[Dataset records]
>>
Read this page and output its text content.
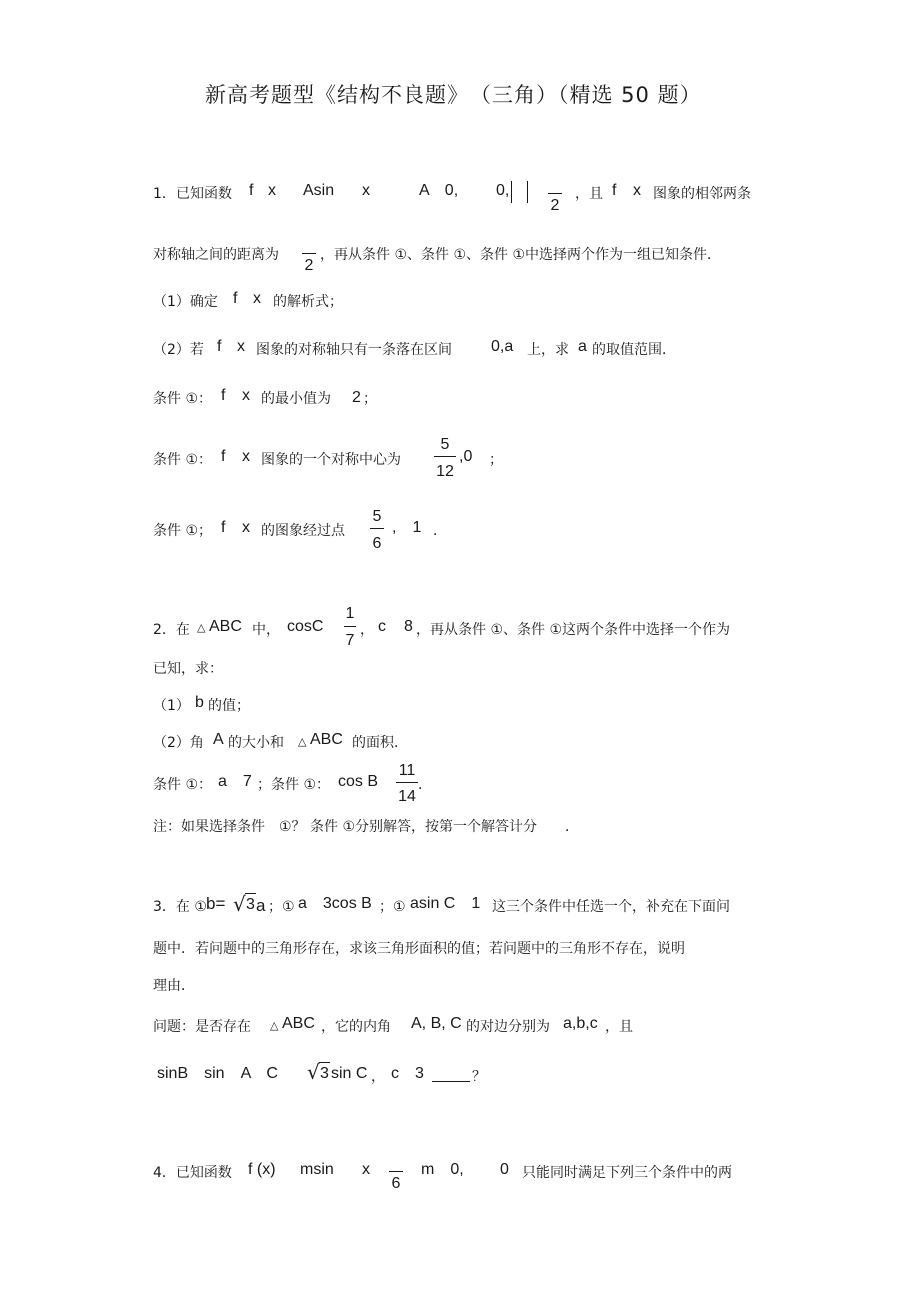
新高考题型《结构不良题》　（三角）（精选 50 题）
1． 已知函数 f x Asin x	A　0, 0,
2
，且 f x 图象的相邻两条
对称轴之间的距离为
2
，再从条件 ①、条件 ①、条件 ①中选择两个作为一组已知条件．
（1）确定 f x 的解析式；
（2）若 f x 图象的对称轴只有一条落在区间 0,a 上，求 a 的取值范围．
条件 ①： f x 的最小值为 2 ；
条件 ①： f x 图象的一个对称中心为
5
12
,0 ；
条件 ①； f x 的图象经过点
5
6
,　1 ．
2．在 △ ABC 中， cosC
1
7
， c 8 ，再从条件 ①、条件 ①这两个条件中选择一个作为
已知，求：
（1） b 的值；
（2）角 A 的大小和 △ ABC 的面积．
条件 ①： a　7 ；条件 ①： cos B
11
14
．
注：如果选择条件　①？ 条件 ①分别解答，按第一个解答计分　　．
3．在 ① b= √ 3 a ；① a　3cos B ；① asin C　1 这三个条件中任选一个，补充在下面问
题中．若问题中的三角形存在，求该三角形面积的值；若问题中的三角形不存在，说明
理由．
问题：是否存在 △ ABC ，它的内角 A, B, C 的对边分别为 a,b,c ，且
sinB　sin　A　C √ 3 sin C ， c　3	？
4．已知函数 f (x) msin x
6
m　0, 0 只能同时满足下列三个条件中的两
<<
## PROBLEM TO SOLVE
Note how many lines of the material contain the string "再从条件". Then report that number by itself.

## RESULT
2